▶ _Texto de lectura_:
:::

Calculadora ETF con interés compuesto
Estima cuánto podría crecer tu cartera de ETFs según tus aportes, rentabilidad esperada, gastos (TER), inflación e impuestos.
Esta herramienta ofrece una simulación educativa. No constituye asesoría financiera.
¿Qué es una calculadora de ETFs y por qué usarla?
Una calculadora de ETFs te ayuda a convertir una idea abstracta (“quiero invertir a largo plazo”) en números concretos. En lugar de adivinar, puedes estimar cuánto dinero tendrías en 10, 20 o 30 años si mantienes una estrategia de aportaciones periódicas.
La magia está en el interés compuesto: cada año no solo crece tu capital inicial, también crecen los rendimientos acumulados. Cuando añades aportes mensuales de forma disciplinada, el efecto se vuelve mucho más potente.
Cómo interpretar los resultados de la calculadora
1) Valor final nominal
Es el valor proyectado de tu cartera al final del periodo, sin ajustar por inflación. Sirve para ver el tamaño bruto del patrimonio.

:::

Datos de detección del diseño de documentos
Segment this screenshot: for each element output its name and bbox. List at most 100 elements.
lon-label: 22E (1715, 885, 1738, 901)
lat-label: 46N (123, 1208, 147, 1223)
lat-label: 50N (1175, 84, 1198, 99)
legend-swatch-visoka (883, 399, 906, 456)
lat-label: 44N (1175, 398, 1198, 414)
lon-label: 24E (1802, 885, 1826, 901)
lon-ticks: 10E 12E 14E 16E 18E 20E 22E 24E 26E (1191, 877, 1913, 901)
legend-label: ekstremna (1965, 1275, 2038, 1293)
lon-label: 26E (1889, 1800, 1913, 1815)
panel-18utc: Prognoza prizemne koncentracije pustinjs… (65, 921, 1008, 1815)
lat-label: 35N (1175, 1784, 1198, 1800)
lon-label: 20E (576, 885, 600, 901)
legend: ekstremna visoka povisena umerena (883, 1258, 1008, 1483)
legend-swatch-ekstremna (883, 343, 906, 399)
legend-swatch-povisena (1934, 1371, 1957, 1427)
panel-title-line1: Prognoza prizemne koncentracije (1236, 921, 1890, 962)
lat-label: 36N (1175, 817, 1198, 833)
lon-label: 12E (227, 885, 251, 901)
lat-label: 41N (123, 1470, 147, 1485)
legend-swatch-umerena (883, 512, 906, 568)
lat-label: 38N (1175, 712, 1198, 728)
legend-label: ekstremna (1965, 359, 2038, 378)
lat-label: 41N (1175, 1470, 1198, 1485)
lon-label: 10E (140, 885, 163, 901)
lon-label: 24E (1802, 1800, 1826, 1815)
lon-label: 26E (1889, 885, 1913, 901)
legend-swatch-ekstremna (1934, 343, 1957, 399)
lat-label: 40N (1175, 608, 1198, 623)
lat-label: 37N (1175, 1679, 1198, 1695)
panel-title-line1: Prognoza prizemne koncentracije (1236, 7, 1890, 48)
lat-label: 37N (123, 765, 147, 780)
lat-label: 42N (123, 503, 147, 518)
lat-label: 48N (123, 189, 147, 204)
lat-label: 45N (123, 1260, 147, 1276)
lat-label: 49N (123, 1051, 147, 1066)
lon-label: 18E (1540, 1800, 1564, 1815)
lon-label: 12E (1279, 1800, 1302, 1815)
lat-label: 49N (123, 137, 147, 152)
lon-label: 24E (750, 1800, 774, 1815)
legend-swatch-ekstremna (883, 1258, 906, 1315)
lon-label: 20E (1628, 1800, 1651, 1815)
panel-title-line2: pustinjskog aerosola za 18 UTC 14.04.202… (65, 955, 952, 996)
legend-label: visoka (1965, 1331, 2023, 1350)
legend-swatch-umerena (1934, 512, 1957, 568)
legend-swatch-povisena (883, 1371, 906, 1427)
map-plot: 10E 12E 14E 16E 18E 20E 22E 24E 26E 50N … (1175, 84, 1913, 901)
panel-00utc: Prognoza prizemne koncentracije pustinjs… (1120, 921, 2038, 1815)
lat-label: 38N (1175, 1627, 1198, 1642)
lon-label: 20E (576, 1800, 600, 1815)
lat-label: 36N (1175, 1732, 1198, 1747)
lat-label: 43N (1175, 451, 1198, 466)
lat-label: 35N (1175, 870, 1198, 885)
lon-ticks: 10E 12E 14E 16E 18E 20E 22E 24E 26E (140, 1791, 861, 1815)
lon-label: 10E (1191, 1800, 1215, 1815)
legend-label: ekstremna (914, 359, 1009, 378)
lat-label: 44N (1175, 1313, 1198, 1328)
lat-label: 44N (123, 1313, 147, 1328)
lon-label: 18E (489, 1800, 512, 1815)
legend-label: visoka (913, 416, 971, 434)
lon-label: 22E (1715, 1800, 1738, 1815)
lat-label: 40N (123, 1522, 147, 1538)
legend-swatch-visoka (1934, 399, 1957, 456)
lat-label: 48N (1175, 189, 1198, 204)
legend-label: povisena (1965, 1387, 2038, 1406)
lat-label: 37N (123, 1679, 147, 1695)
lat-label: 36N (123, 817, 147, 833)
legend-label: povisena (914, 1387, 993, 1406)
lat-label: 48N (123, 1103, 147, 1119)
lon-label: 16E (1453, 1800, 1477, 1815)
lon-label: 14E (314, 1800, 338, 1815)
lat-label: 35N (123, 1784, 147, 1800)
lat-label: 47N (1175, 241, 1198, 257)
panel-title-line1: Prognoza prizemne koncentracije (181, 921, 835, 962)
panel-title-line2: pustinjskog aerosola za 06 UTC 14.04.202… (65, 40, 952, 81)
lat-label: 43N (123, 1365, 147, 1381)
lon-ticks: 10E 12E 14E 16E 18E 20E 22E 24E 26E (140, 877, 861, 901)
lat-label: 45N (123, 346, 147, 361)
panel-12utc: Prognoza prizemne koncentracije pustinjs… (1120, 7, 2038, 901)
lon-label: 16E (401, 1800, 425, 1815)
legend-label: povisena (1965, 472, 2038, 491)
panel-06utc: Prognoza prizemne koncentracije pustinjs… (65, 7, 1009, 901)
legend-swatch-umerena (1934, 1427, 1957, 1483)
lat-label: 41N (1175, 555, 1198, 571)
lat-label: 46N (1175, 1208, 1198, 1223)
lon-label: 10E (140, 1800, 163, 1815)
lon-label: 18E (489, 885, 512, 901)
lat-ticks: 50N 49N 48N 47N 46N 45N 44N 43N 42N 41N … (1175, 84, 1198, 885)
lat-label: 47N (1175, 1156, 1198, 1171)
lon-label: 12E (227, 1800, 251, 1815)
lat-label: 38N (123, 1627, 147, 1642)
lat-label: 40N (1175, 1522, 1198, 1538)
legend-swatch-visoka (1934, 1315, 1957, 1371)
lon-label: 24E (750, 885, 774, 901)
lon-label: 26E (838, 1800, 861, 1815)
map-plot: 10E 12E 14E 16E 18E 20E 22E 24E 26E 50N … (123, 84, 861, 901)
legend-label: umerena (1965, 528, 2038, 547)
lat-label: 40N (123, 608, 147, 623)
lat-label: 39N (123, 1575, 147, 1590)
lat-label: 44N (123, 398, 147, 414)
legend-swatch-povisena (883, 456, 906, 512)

:::

▶ _Comprueba tu comprensión_:
(A) En el texto sobre la calculadora de ETFs, ¿por qué ajuste no pasa el valor final nominal?
(B) Prosigue el texto sobre la calculadora de ETFs a partir de su última oración.

▶ _Respuestas por tarea_:
(A) No está ajustado por inflación.

(B)
2) Aportes totales
Es el dinero que pusiste de tu bolsillo: inversión inicial + suma de aportes mensuales. Esta cifra te permite separar esfuerzo de ahorro frente a crecimiento por mercado.
3) Ganancia estimada e impuestos
La ganancia es la diferencia entre valor final y aportes totales. Si aplicas una tasa de impuestos, puedes estimar un valor neto más realista para planificación.
4) Valor real (ajustado por inflación)
El dinero de hoy no compra lo mismo dentro de 20 años. El valor real te muestra el poder adquisitivo estimado al descontar inflación.
Variables que más impactan tu resultado
- Tiempo invertido: cuanto más largo el horizonte, mayor efecto del interés compuesto.
- Rentabilidad esperada: pequeñas diferencias (6% vs 8%) generan grandes cambios a largo plazo.
- Aporte mensual: constancia vence a la perfección; aumentar aportes acelera el objetivo.
- TER o ratio de gastos: una comisión baja deja más rendimiento para ti año tras año.
- Inflación e impuestos: fundamentales para no sobreestimar resultados.
Estrategia práctica para invertir en ETFs
Define un objetivo concreto
No es lo mismo invertir para jubilación en 30 años que para una entrada de vivienda en 8 años. Tu objetivo determina riesgo, asignación y horizonte.
Prioriza diversificación global
Muchos inversores empiezan con ETFs amplios y diversificados (por ejemplo, índices globales). Esto reduce la dependencia de un solo país, sector o empresa.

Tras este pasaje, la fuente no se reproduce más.